━━━━━ Provided records ━━━━━

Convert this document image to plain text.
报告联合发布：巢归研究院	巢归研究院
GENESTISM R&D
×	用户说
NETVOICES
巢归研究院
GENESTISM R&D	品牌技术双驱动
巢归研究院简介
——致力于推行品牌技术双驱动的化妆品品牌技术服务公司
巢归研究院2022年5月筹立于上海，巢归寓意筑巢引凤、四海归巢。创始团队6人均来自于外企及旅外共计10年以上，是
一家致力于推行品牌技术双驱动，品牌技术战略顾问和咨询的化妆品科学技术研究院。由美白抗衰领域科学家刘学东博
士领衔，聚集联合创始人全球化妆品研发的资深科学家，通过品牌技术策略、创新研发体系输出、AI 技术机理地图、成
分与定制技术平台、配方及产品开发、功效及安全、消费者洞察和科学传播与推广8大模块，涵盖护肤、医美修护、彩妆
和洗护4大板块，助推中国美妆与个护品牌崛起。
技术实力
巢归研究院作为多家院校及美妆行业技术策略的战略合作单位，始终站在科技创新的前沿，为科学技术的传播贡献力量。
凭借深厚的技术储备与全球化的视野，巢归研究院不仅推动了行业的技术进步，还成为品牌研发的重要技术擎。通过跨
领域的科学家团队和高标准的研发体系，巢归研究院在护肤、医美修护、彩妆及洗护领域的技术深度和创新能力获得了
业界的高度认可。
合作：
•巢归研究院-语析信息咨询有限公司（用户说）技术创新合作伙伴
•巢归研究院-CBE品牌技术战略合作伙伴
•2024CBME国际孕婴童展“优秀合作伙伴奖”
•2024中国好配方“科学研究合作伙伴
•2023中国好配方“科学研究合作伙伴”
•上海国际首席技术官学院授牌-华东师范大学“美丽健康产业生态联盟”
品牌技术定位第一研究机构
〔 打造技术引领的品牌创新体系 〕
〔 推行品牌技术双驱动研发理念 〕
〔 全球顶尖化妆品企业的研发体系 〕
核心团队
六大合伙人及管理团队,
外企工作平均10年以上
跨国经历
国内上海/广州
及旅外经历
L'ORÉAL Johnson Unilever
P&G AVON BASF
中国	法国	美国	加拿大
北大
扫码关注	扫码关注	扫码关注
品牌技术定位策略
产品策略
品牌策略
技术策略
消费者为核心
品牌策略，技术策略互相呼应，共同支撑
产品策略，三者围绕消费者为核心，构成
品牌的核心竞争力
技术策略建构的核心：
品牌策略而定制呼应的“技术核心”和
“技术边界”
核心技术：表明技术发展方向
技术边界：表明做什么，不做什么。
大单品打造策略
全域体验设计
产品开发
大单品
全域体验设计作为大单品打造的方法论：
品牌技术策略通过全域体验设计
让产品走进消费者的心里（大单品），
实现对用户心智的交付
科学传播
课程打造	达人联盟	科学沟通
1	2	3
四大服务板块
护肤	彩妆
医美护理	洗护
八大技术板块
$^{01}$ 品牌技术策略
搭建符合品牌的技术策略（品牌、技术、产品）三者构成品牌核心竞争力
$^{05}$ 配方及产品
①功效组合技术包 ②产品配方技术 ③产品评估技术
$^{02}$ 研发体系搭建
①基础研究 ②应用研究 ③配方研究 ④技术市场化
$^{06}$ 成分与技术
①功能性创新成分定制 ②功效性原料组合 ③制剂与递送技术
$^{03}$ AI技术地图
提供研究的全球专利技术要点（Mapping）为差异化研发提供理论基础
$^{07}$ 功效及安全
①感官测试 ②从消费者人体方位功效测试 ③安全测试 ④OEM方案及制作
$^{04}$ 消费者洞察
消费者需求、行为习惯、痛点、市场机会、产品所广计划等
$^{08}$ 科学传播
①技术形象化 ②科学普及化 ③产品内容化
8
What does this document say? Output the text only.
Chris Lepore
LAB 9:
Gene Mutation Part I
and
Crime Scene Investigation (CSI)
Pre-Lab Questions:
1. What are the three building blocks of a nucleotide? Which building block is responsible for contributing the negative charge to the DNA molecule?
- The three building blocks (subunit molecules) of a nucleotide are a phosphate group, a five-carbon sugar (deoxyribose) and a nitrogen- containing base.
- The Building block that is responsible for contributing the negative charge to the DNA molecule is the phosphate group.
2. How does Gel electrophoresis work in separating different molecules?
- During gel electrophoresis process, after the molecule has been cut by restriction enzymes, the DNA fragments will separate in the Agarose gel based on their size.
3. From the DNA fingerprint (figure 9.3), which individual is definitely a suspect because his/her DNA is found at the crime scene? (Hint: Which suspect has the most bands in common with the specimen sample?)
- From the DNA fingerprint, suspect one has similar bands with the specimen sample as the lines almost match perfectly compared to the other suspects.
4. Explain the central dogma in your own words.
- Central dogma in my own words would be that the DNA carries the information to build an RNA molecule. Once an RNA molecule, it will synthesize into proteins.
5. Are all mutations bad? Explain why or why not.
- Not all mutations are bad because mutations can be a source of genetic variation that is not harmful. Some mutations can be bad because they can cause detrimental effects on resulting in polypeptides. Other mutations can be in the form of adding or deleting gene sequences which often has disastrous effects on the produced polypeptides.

━━━━━

= Assigned task =
Transcribe every entry exactly as it reads.

= Your response =
Convert this document image to plain text.
报告联合发布：巢归研究院	巢归研究院
GENESTISM R&D
×	用户说
NETVOICES
巢归研究院
GENESTISM R&D	品牌技术双驱动
巢归研究院简介
——致力于推行品牌技术双驱动的化妆品品牌技术服务公司
巢归研究院2022年5月筹立于上海，巢归寓意筑巢引凤、四海归巢。创始团队6人均来自于外企及旅外共计10年以上，是
一家致力于推行品牌技术双驱动，品牌技术战略顾问和咨询的化妆品科学技术研究院。由美白抗衰领域科学家刘学东博
士领衔，聚集联合创始人全球化妆品研发的资深科学家，通过品牌技术策略、创新研发体系输出、AI 技术机理地图、成
分与定制技术平台、配方及产品开发、功效及安全、消费者洞察和科学传播与推广8大模块，涵盖护肤、医美修护、彩妆
和洗护4大板块，助推中国美妆与个护品牌崛起。
技术实力
巢归研究院作为多家院校及美妆行业技术策略的战略合作单位，始终站在科技创新的前沿，为科学技术的传播贡献力量。
凭借深厚的技术储备与全球化的视野，巢归研究院不仅推动了行业的技术进步，还成为品牌研发的重要技术擎。通过跨
领域的科学家团队和高标准的研发体系，巢归研究院在护肤、医美修护、彩妆及洗护领域的技术深度和创新能力获得了
业界的高度认可。
合作：
•巢归研究院-语析信息咨询有限公司（用户说）技术创新合作伙伴
•巢归研究院-CBE品牌技术战略合作伙伴
•2024CBME国际孕婴童展“优秀合作伙伴奖”
•2024中国好配方“科学研究合作伙伴
•2023中国好配方“科学研究合作伙伴”
•上海国际首席技术官学院授牌-华东师范大学“美丽健康产业生态联盟”
品牌技术定位第一研究机构
〔 打造技术引领的品牌创新体系 〕
〔 推行品牌技术双驱动研发理念 〕
〔 全球顶尖化妆品企业的研发体系 〕
核心团队
六大合伙人及管理团队,
外企工作平均10年以上
跨国经历
国内上海/广州
及旅外经历
L'ORÉAL Johnson Unilever
P&G AVON BASF
中国	法国	美国	加拿大
北大
扫码关注	扫码关注	扫码关注
品牌技术定位策略
产品策略
品牌策略
技术策略
消费者为核心
品牌策略，技术策略互相呼应，共同支撑
产品策略，三者围绕消费者为核心，构成
品牌的核心竞争力
技术策略建构的核心：
品牌策略而定制呼应的“技术核心”和
“技术边界”
核心技术：表明技术发展方向
技术边界：表明做什么，不做什么。
大单品打造策略
全域体验设计
产品开发
大单品
全域体验设计作为大单品打造的方法论：
品牌技术策略通过全域体验设计
让产品走进消费者的心里（大单品），
实现对用户心智的交付
科学传播
课程打造	达人联盟	科学沟通
1	2	3
四大服务板块
护肤	彩妆
医美护理	洗护
八大技术板块
$^{01}$ 品牌技术策略
搭建符合品牌的技术策略（品牌、技术、产品）三者构成品牌核心竞争力
$^{05}$ 配方及产品
①功效组合技术包 ②产品配方技术 ③产品评估技术
$^{02}$ 研发体系搭建
①基础研究 ②应用研究 ③配方研究 ④技术市场化
$^{06}$ 成分与技术
①功能性创新成分定制 ②功效性原料组合 ③制剂与递送技术
$^{03}$ AI技术地图
提供研究的全球专利技术要点（Mapping）为差异化研发提供理论基础
$^{07}$ 功效及安全
①感官测试 ②从消费者人体方位功效测试 ③安全测试 ④OEM方案及制作
$^{04}$ 消费者洞察
消费者需求、行为习惯、痛点、市场机会、产品所广计划等
$^{08}$ 科学传播
①技术形象化 ②科学普及化 ③产品内容化
8
What does this document say? Output the text only.
Chris Lepore
LAB 9:
Gene Mutation Part I
and
Crime Scene Investigation (CSI)
Pre-Lab Questions:
1. What are the three building blocks of a nucleotide? Which building block is responsible for contributing the negative charge to the DNA molecule?
- The three building blocks (subunit molecules) of a nucleotide are a phosphate group, a five-carbon sugar (deoxyribose) and a nitrogen- containing base.
- The Building block that is responsible for contributing the negative charge to the DNA molecule is the phosphate group.
2. How does Gel electrophoresis work in separating different molecules?
- During gel electrophoresis process, after the molecule has been cut by restriction enzymes, the DNA fragments will separate in the Agarose gel based on their size.
3. From the DNA fingerprint (figure 9.3), which individual is definitely a suspect because his/her DNA is found at the crime scene? (Hint: Which suspect has the most bands in common with the specimen sample?)
- From the DNA fingerprint, suspect one has similar bands with the specimen sample as the lines almost match perfectly compared to the other suspects.
4. Explain the central dogma in your own words.
- Central dogma in my own words would be that the DNA carries the information to build an RNA molecule. Once an RNA molecule, it will synthesize into proteins.
5. Are all mutations bad? Explain why or why not.
- Not all mutations are bad because mutations can be a source of genetic variation that is not harmful. Some mutations can be bad because they can cause detrimental effects on resulting in polypeptides. Other mutations can be in the form of adding or deleting gene sequences which often has disastrous effects on the produced polypeptides.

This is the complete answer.